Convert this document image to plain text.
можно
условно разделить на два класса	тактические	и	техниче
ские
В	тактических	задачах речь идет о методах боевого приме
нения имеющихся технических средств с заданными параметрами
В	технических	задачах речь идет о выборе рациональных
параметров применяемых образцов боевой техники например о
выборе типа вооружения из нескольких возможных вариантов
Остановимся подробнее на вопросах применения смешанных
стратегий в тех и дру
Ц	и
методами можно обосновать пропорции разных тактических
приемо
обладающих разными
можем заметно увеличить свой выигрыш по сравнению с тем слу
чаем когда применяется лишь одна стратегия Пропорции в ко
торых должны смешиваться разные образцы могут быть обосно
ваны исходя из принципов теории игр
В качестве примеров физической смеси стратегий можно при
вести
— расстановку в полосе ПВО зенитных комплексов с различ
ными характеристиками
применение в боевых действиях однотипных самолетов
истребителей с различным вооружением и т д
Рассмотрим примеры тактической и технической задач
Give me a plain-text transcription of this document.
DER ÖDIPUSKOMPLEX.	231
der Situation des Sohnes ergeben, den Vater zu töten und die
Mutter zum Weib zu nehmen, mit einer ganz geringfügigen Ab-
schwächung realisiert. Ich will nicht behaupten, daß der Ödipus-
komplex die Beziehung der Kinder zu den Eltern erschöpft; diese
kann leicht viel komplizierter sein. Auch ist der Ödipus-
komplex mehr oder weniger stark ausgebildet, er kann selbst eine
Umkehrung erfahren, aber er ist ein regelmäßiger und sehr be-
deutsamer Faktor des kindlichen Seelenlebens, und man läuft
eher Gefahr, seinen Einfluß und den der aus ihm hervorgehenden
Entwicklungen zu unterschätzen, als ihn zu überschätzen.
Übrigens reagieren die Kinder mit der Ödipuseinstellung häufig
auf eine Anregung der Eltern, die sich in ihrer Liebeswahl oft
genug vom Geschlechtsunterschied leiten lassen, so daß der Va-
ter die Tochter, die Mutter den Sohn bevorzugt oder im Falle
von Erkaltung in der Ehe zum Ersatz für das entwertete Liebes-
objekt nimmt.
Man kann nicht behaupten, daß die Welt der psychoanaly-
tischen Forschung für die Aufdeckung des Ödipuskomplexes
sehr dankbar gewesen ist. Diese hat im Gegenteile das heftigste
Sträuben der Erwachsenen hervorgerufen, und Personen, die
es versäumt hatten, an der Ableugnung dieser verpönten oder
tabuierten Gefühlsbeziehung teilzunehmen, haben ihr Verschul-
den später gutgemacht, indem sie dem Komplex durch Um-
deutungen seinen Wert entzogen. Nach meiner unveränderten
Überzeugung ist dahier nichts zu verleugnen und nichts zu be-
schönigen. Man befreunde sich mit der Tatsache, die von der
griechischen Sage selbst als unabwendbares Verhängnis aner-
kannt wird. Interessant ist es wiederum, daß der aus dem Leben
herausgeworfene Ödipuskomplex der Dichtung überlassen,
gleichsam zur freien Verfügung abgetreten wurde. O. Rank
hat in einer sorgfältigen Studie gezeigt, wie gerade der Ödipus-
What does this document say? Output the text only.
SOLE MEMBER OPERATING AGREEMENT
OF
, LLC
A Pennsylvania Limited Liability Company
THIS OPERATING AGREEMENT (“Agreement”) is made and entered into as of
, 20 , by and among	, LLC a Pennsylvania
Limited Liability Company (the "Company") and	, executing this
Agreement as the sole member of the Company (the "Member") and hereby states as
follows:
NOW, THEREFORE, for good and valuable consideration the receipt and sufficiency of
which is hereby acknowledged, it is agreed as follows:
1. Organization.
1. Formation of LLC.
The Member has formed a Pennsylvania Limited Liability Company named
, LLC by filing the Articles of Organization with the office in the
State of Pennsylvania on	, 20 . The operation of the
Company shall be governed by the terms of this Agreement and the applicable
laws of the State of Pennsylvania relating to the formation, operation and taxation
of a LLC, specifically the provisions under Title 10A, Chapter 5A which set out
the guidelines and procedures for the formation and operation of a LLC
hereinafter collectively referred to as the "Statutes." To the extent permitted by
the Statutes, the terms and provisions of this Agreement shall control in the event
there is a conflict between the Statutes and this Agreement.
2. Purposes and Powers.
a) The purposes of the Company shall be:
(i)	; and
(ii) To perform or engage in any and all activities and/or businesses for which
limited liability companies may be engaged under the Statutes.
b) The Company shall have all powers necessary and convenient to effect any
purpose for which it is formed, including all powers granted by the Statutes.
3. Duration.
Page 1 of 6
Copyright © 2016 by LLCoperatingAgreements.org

•••••

→ **GOAL**:
Write out the whole listing again, exactly as it stands.

→ **RESULT**:
Convert this document image to plain text.
можно
условно разделить на два класса	тактические	и	техниче
ские
В	тактических	задачах речь идет о методах боевого приме
нения имеющихся технических средств с заданными параметрами
В	технических	задачах речь идет о выборе рациональных
параметров применяемых образцов боевой техники например о
выборе типа вооружения из нескольких возможных вариантов
Остановимся подробнее на вопросах применения смешанных
стратегий в тех и дру
Ц	и
методами можно обосновать пропорции разных тактических
приемо
обладающих разными
можем заметно увеличить свой выигрыш по сравнению с тем слу
чаем когда применяется лишь одна стратегия Пропорции в ко
торых должны смешиваться разные образцы могут быть обосно
ваны исходя из принципов теории игр
В качестве примеров физической смеси стратегий можно при
вести
— расстановку в полосе ПВО зенитных комплексов с различ
ными характеристиками
применение в боевых действиях однотипных самолетов
истребителей с различным вооружением и т д
Рассмотрим примеры тактической и технической задач
Give me a plain-text transcription of this document.
DER ÖDIPUSKOMPLEX.	231
der Situation des Sohnes ergeben, den Vater zu töten und die
Mutter zum Weib zu nehmen, mit einer ganz geringfügigen Ab-
schwächung realisiert. Ich will nicht behaupten, daß der Ödipus-
komplex die Beziehung der Kinder zu den Eltern erschöpft; diese
kann leicht viel komplizierter sein. Auch ist der Ödipus-
komplex mehr oder weniger stark ausgebildet, er kann selbst eine
Umkehrung erfahren, aber er ist ein regelmäßiger und sehr be-
deutsamer Faktor des kindlichen Seelenlebens, und man läuft
eher Gefahr, seinen Einfluß und den der aus ihm hervorgehenden
Entwicklungen zu unterschätzen, als ihn zu überschätzen.
Übrigens reagieren die Kinder mit der Ödipuseinstellung häufig
auf eine Anregung der Eltern, die sich in ihrer Liebeswahl oft
genug vom Geschlechtsunterschied leiten lassen, so daß der Va-
ter die Tochter, die Mutter den Sohn bevorzugt oder im Falle
von Erkaltung in der Ehe zum Ersatz für das entwertete Liebes-
objekt nimmt.
Man kann nicht behaupten, daß die Welt der psychoanaly-
tischen Forschung für die Aufdeckung des Ödipuskomplexes
sehr dankbar gewesen ist. Diese hat im Gegenteile das heftigste
Sträuben der Erwachsenen hervorgerufen, und Personen, die
es versäumt hatten, an der Ableugnung dieser verpönten oder
tabuierten Gefühlsbeziehung teilzunehmen, haben ihr Verschul-
den später gutgemacht, indem sie dem Komplex durch Um-
deutungen seinen Wert entzogen. Nach meiner unveränderten
Überzeugung ist dahier nichts zu verleugnen und nichts zu be-
schönigen. Man befreunde sich mit der Tatsache, die von der
griechischen Sage selbst als unabwendbares Verhängnis aner-
kannt wird. Interessant ist es wiederum, daß der aus dem Leben
herausgeworfene Ödipuskomplex der Dichtung überlassen,
gleichsam zur freien Verfügung abgetreten wurde. O. Rank
hat in einer sorgfältigen Studie gezeigt, wie gerade der Ödipus-
What does this document say? Output the text only.
SOLE MEMBER OPERATING AGREEMENT
OF
, LLC
A Pennsylvania Limited Liability Company
THIS OPERATING AGREEMENT (“Agreement”) is made and entered into as of
, 20 , by and among	, LLC a Pennsylvania
Limited Liability Company (the "Company") and	, executing this
Agreement as the sole member of the Company (the "Member") and hereby states as
follows:
NOW, THEREFORE, for good and valuable consideration the receipt and sufficiency of
which is hereby acknowledged, it is agreed as follows:
1. Organization.
1. Formation of LLC.
The Member has formed a Pennsylvania Limited Liability Company named
, LLC by filing the Articles of Organization with the office in the
State of Pennsylvania on	, 20 . The operation of the
Company shall be governed by the terms of this Agreement and the applicable
laws of the State of Pennsylvania relating to the formation, operation and taxation
of a LLC, specifically the provisions under Title 10A, Chapter 5A which set out
the guidelines and procedures for the formation and operation of a LLC
hereinafter collectively referred to as the "Statutes." To the extent permitted by
the Statutes, the terms and provisions of this Agreement shall control in the event
there is a conflict between the Statutes and this Agreement.
2. Purposes and Powers.
a) The purposes of the Company shall be:
(i)	; and
(ii) To perform or engage in any and all activities and/or businesses for which
limited liability companies may be engaged under the Statutes.
b) The Company shall have all powers necessary and convenient to effect any
purpose for which it is formed, including all powers granted by the Statutes.
3. Duration.
Page 1 of 6
Copyright © 2016 by LLCoperatingAgreements.org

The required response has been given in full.